• [GOAL OF THE EXERCISE]: The reply should reproduce every line of the data below word for word, minus any images.
---+---
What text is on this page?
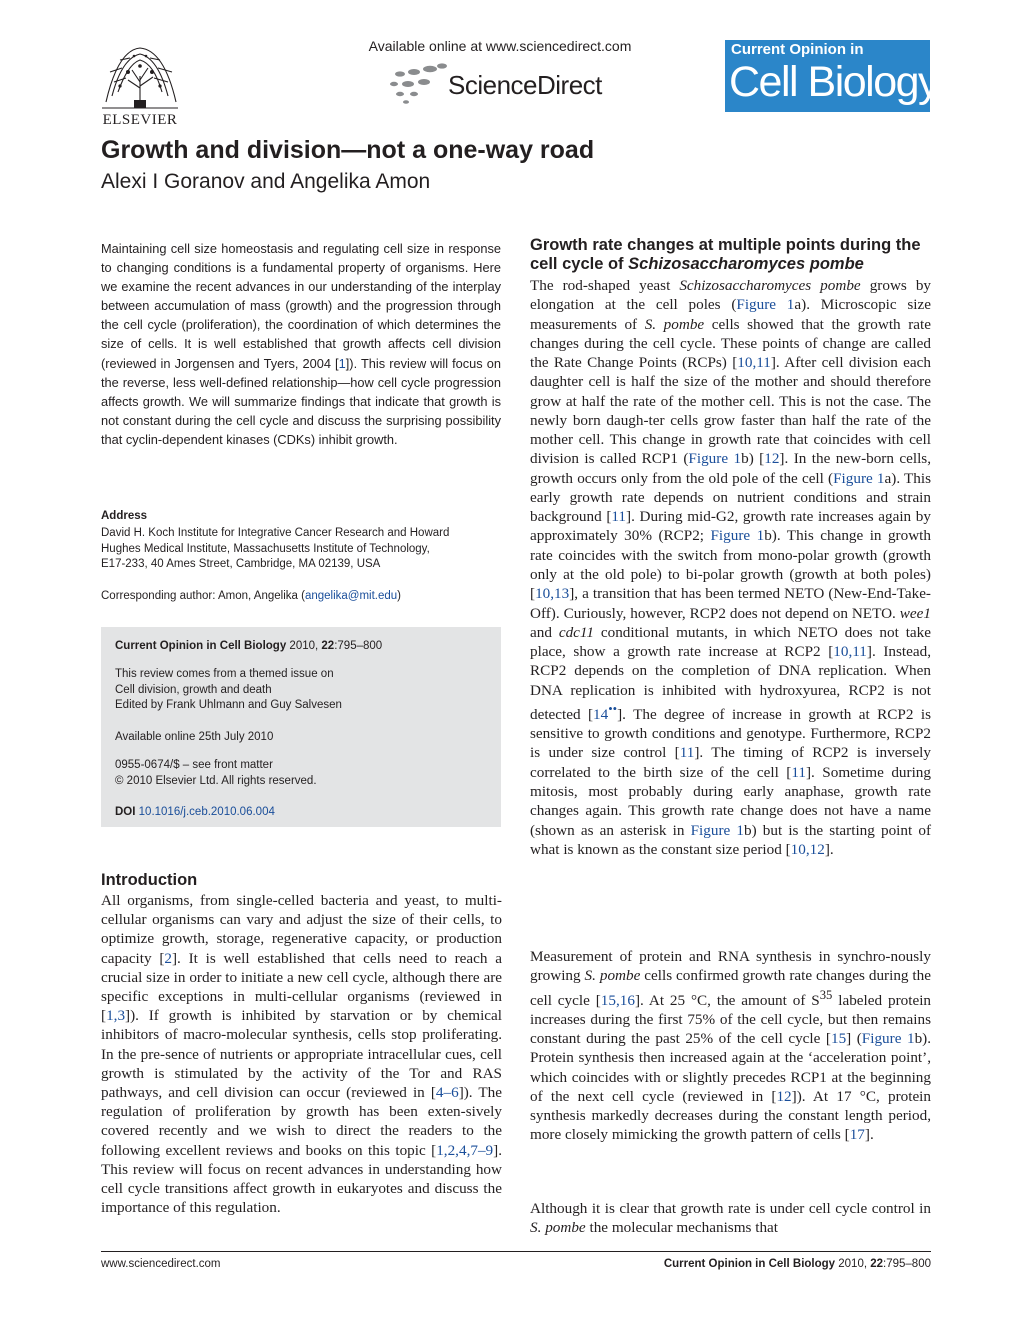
ELSEVIER
Available online at www.sciencedirect.com
ScienceDirect
Current Opinion in
Cell Biology
Growth and division—not a one-way road
Alexi I Goranov and Angelika Amon
Maintaining cell size homeostasis and regulating cell size in response to changing conditions is a fundamental property of organisms. Here we examine the recent advances in our understanding of the interplay between accumulation of mass (growth) and the progression through the cell cycle (proliferation), the coordination of which determines the size of cells. It is well established that growth affects cell division (reviewed in Jorgensen and Tyers, 2004 [1]). This review will focus on the reverse, less well-defined relationship—how cell cycle progression affects growth. We will summarize findings that indicate that growth is not constant during the cell cycle and discuss the surprising possibility that cyclin-dependent kinases (CDKs) inhibit growth.
Address
David H. Koch Institute for Integrative Cancer Research and Howard
Hughes Medical Institute, Massachusetts Institute of Technology,
E17-233, 40 Ames Street, Cambridge, MA 02139, USA
Corresponding author: Amon, Angelika (angelika@mit.edu)
Current Opinion in Cell Biology 2010, 22:795–800
This review comes from a themed issue on
Cell division, growth and death
Edited by Frank Uhlmann and Guy Salvesen
Available online 25th July 2010
0955-0674/$ – see front matter
© 2010 Elsevier Ltd. All rights reserved.
DOI 10.1016/j.ceb.2010.06.004
Introduction
All organisms, from single-celled bacteria and yeast, to multi-cellular organisms can vary and adjust the size of their cells, to optimize growth, storage, regenerative capacity, or production capacity [2]. It is well established that cells need to reach a crucial size in order to initiate a new cell cycle, although there are specific exceptions in multi-cellular organisms (reviewed in [1,3]). If growth is inhibited by starvation or by chemical inhibitors of macro-molecular synthesis, cells stop proliferating. In the pre-sence of nutrients or appropriate intracellular cues, cell growth is stimulated by the activity of the Tor and RAS pathways, and cell division can occur (reviewed in [4–6]). The regulation of proliferation by growth has been exten-sively covered recently and we wish to direct the readers to the following excellent reviews and books on this topic [1,2,4,7–9]. This review will focus on recent advances in understanding how cell cycle transitions affect growth in eukaryotes and discuss the importance of this regulation.
Growth rate changes at multiple points during the cell cycle of Schizosaccharomyces pombe
The rod-shaped yeast Schizosaccharomyces pombe grows by elongation at the cell poles (Figure 1a). Microscopic size measurements of S. pombe cells showed that the growth rate changes during the cell cycle. These points of change are called the Rate Change Points (RCPs) [10,11]. After cell division each daughter cell is half the size of the mother and should therefore grow at half the rate of the mother cell. This is not the case. The newly born daugh-ter cells grow faster than half the rate of the mother cell. This change in growth rate that coincides with cell division is called RCP1 (Figure 1b) [12]. In the new-born cells, growth occurs only from the old pole of the cell (Figure 1a). This early growth rate depends on nutrient conditions and strain background [11]. During mid-G2, growth rate increases again by approximately 30% (RCP2; Figure 1b). This change in growth rate coincides with the switch from mono-polar growth (growth only at the old pole) to bi-polar growth (growth at both poles) [10,13], a transition that has been termed NETO (New-End-Take-Off). Curiously, however, RCP2 does not depend on NETO. wee1 and cdc11 conditional mutants, in which NETO does not take place, show a growth rate increase at RCP2 [10,11]. Instead, RCP2 depends on the completion of DNA replication. When DNA replication is inhibited with hydroxyurea, RCP2 is not detected [14••]. The degree of increase in growth at RCP2 is sensitive to growth conditions and genotype. Furthermore, RCP2 is under size control [11]. The timing of RCP2 is inversely correlated to the birth size of the cell [11]. Sometime during mitosis, most probably during early anaphase, growth rate changes again. This growth rate change does not have a name (shown as an asterisk in Figure 1b) but is the starting point of what is known as the constant size period [10,12].
Measurement of protein and RNA synthesis in synchro-nously growing S. pombe cells confirmed growth rate changes during the cell cycle [15,16]. At 25 °C, the amount of $S^{35}$ labeled protein increases during the first 75% of the cell cycle, but then remains constant during the past 25% of the cell cycle [15] (Figure 1b). Protein synthesis then increased again at the ‘acceleration point’, which coincides with or slightly precedes RCP1 at the beginning of the next cell cycle (reviewed in [12]). At 17 °C, protein synthesis markedly decreases during the constant length period, more closely mimicking the growth pattern of cells [17].
Although it is clear that growth rate is under cell cycle control in S. pombe the molecular mechanisms that
www.sciencedirect.com	Current Opinion in Cell Biology 2010, 22:795–800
---+---
• [ANSWER SPACE]:
What text is on this page?
ELSEVIER
Available online at www.sciencedirect.com
ScienceDirect
Current Opinion in
Cell Biology
Growth and division—not a one-way road
Alexi I Goranov and Angelika Amon
Maintaining cell size homeostasis and regulating cell size in response to changing conditions is a fundamental property of organisms. Here we examine the recent advances in our understanding of the interplay between accumulation of mass (growth) and the progression through the cell cycle (proliferation), the coordination of which determines the size of cells. It is well established that growth affects cell division (reviewed in Jorgensen and Tyers, 2004 [1]). This review will focus on the reverse, less well-defined relationship—how cell cycle progression affects growth. We will summarize findings that indicate that growth is not constant during the cell cycle and discuss the surprising possibility that cyclin-dependent kinases (CDKs) inhibit growth.
Address
David H. Koch Institute for Integrative Cancer Research and Howard
Hughes Medical Institute, Massachusetts Institute of Technology,
E17-233, 40 Ames Street, Cambridge, MA 02139, USA
Corresponding author: Amon, Angelika (angelika@mit.edu)
Current Opinion in Cell Biology 2010, 22:795–800
This review comes from a themed issue on
Cell division, growth and death
Edited by Frank Uhlmann and Guy Salvesen
Available online 25th July 2010
0955-0674/$ – see front matter
© 2010 Elsevier Ltd. All rights reserved.
DOI 10.1016/j.ceb.2010.06.004
Introduction
All organisms, from single-celled bacteria and yeast, to multi-cellular organisms can vary and adjust the size of their cells, to optimize growth, storage, regenerative capacity, or production capacity [2]. It is well established that cells need to reach a crucial size in order to initiate a new cell cycle, although there are specific exceptions in multi-cellular organisms (reviewed in [1,3]). If growth is inhibited by starvation or by chemical inhibitors of macro-molecular synthesis, cells stop proliferating. In the pre-sence of nutrients or appropriate intracellular cues, cell growth is stimulated by the activity of the Tor and RAS pathways, and cell division can occur (reviewed in [4–6]). The regulation of proliferation by growth has been exten-sively covered recently and we wish to direct the readers to the following excellent reviews and books on this topic [1,2,4,7–9]. This review will focus on recent advances in understanding how cell cycle transitions affect growth in eukaryotes and discuss the importance of this regulation.
Growth rate changes at multiple points during the cell cycle of Schizosaccharomyces pombe
The rod-shaped yeast Schizosaccharomyces pombe grows by elongation at the cell poles (Figure 1a). Microscopic size measurements of S. pombe cells showed that the growth rate changes during the cell cycle. These points of change are called the Rate Change Points (RCPs) [10,11]. After cell division each daughter cell is half the size of the mother and should therefore grow at half the rate of the mother cell. This is not the case. The newly born daugh-ter cells grow faster than half the rate of the mother cell. This change in growth rate that coincides with cell division is called RCP1 (Figure 1b) [12]. In the new-born cells, growth occurs only from the old pole of the cell (Figure 1a). This early growth rate depends on nutrient conditions and strain background [11]. During mid-G2, growth rate increases again by approximately 30% (RCP2; Figure 1b). This change in growth rate coincides with the switch from mono-polar growth (growth only at the old pole) to bi-polar growth (growth at both poles) [10,13], a transition that has been termed NETO (New-End-Take-Off). Curiously, however, RCP2 does not depend on NETO. wee1 and cdc11 conditional mutants, in which NETO does not take place, show a growth rate increase at RCP2 [10,11]. Instead, RCP2 depends on the completion of DNA replication. When DNA replication is inhibited with hydroxyurea, RCP2 is not detected [14••]. The degree of increase in growth at RCP2 is sensitive to growth conditions and genotype. Furthermore, RCP2 is under size control [11]. The timing of RCP2 is inversely correlated to the birth size of the cell [11]. Sometime during mitosis, most probably during early anaphase, growth rate changes again. This growth rate change does not have a name (shown as an asterisk in Figure 1b) but is the starting point of what is known as the constant size period [10,12].
Measurement of protein and RNA synthesis in synchro-nously growing S. pombe cells confirmed growth rate changes during the cell cycle [15,16]. At 25 °C, the amount of $S^{35}$ labeled protein increases during the first 75% of the cell cycle, but then remains constant during the past 25% of the cell cycle [15] (Figure 1b). Protein synthesis then increased again at the ‘acceleration point’, which coincides with or slightly precedes RCP1 at the beginning of the next cell cycle (reviewed in [12]). At 17 °C, protein synthesis markedly decreases during the constant length period, more closely mimicking the growth pattern of cells [17].
Although it is clear that growth rate is under cell cycle control in S. pombe the molecular mechanisms that
www.sciencedirect.com	Current Opinion in Cell Biology 2010, 22:795–800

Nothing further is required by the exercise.